Каждый класс с 5-го по 11-й имел два урока «трудов» в неделю. В год набегало, если вычесть все каникулы и праздники,
около 60 -66 часов. Программа требовала от учеников изучить теоретически и практически: столярное дело, слесарное дело токарное дело, электротехнику, радиоэлектронику, работы по домашнему хозяйству (штукатурить, белить, клеить обои и пр.), работу садовника. Не слишком ли большие запросы у людей, составлявших программы?! Хорошо, что я в ремесленном училище освоил слесарное и токарное дело. Хорошо, что знал неплохо  радиоэлектронику. А основы  электротехники даже приходилось преподавать в нефтяном институте на факультете автоматики. А тонкости столярного искусства, правда, приходилось осваивать по ходу дела, причём, что самое смешное, я так увлёкся, что изготовил макет избы и макет нашей школы. Они и сейчас стоят в школьном музее. Надо сказать в изготовлении этих макетов принимали деятельное участие «продвинутые» в «трудах» ученики. Наиболее усердные помощники  представляли макеты на окружной и областной олимпиадах по «Технологии».

--

:: Условие задания ::
Сколько уроков «трудов» в неделю было у каждого класса с 5-го по 11-й, согласно фрагменту текста?

--

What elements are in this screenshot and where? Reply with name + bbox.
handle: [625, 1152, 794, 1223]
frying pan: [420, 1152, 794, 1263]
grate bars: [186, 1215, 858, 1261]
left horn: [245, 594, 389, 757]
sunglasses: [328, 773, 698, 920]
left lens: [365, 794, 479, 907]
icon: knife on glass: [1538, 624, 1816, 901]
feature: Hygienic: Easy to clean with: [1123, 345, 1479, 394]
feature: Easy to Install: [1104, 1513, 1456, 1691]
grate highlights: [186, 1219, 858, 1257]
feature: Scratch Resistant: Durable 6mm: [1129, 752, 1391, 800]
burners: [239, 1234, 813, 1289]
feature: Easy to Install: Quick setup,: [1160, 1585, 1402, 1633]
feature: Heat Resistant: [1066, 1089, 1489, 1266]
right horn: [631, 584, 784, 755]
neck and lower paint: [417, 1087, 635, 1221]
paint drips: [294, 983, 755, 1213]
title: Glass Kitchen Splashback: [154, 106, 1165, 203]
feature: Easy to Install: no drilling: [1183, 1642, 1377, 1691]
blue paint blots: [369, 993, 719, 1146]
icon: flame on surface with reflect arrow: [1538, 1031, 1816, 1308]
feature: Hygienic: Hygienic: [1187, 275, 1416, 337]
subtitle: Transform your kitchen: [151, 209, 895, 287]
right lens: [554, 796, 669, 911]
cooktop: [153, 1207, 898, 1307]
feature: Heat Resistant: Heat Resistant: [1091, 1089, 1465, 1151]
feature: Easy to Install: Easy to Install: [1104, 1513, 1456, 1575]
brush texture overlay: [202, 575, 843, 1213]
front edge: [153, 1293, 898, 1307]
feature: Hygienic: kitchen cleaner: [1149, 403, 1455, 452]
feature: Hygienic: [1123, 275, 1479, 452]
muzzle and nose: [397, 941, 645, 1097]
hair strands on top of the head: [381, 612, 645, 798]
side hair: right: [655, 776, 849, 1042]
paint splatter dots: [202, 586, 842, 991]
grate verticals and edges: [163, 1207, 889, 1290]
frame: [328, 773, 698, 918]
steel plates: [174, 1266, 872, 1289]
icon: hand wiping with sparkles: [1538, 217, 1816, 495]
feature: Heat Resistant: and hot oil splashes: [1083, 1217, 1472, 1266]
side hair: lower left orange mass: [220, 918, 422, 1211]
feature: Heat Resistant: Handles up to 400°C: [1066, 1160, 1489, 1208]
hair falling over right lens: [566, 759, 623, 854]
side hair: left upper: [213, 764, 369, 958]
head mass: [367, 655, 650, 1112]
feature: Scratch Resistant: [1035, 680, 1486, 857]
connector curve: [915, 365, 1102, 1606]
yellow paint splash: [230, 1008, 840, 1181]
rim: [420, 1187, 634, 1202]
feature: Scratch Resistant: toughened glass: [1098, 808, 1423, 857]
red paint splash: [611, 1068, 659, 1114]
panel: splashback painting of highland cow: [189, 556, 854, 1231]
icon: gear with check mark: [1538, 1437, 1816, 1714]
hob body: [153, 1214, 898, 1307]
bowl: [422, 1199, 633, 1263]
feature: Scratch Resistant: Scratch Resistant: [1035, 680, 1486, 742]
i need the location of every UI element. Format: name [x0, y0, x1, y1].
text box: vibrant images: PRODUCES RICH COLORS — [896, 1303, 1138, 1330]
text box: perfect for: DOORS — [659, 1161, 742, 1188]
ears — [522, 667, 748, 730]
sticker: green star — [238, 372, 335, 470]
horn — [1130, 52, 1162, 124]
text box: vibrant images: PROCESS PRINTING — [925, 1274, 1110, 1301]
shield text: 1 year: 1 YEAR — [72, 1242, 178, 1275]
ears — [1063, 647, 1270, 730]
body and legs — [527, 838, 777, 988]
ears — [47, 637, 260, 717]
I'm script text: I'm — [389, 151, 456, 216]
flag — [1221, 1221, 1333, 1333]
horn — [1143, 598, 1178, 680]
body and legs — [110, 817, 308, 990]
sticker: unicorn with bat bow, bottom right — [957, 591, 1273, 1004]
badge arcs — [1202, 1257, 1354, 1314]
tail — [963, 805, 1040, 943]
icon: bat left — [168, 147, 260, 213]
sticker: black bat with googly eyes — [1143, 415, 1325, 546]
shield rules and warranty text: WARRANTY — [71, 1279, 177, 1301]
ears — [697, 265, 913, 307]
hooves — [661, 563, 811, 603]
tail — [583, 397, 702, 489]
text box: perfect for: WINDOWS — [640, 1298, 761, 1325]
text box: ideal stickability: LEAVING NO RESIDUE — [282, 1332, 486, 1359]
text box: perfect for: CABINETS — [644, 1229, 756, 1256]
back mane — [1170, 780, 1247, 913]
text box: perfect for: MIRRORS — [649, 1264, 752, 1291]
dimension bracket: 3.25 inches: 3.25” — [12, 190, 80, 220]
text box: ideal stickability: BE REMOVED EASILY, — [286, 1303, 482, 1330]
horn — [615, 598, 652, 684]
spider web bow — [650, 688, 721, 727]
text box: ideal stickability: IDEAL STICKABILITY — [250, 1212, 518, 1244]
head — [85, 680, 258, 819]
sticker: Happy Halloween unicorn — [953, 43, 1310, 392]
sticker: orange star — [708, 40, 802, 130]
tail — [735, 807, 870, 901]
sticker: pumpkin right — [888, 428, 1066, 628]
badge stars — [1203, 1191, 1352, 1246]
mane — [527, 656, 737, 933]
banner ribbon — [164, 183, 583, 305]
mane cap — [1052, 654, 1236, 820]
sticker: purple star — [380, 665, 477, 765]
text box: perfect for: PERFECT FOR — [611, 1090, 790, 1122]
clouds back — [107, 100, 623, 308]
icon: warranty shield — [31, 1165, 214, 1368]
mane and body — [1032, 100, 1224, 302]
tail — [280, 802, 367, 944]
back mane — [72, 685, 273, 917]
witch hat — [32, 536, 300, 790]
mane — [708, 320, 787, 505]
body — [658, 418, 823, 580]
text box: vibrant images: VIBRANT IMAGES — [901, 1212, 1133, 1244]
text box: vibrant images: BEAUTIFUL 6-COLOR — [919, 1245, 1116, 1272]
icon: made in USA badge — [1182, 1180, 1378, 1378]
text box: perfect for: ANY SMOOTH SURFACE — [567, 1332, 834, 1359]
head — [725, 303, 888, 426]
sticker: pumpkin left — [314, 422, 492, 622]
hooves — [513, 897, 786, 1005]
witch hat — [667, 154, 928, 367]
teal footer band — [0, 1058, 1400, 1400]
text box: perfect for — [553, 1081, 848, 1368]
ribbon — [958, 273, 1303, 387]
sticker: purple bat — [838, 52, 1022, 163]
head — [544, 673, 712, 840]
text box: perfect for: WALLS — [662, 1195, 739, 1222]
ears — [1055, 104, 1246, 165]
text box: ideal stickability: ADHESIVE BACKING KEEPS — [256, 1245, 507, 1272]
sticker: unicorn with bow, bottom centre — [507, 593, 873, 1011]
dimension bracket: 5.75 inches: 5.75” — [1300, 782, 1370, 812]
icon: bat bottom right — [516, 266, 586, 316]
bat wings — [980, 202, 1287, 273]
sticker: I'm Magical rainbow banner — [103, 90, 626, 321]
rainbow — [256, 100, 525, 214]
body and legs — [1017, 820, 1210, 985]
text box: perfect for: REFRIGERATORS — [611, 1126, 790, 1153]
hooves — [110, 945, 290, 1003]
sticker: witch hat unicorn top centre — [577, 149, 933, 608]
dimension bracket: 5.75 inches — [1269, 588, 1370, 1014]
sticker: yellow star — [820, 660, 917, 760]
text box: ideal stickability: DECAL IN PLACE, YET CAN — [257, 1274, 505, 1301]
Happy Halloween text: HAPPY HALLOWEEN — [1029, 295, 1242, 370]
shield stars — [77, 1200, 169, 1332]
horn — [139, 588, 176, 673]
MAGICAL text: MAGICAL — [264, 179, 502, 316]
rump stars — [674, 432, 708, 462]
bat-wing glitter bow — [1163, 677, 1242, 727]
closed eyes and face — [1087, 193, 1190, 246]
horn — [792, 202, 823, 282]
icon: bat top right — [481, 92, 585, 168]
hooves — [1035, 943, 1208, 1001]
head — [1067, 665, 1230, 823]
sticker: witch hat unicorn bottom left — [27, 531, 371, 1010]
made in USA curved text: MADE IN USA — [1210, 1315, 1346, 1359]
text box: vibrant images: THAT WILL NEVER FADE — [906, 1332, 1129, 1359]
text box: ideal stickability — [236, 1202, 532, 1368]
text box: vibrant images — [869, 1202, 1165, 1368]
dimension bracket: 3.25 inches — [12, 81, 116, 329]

--

:: Письменный ответ ::
Два урока в неделю.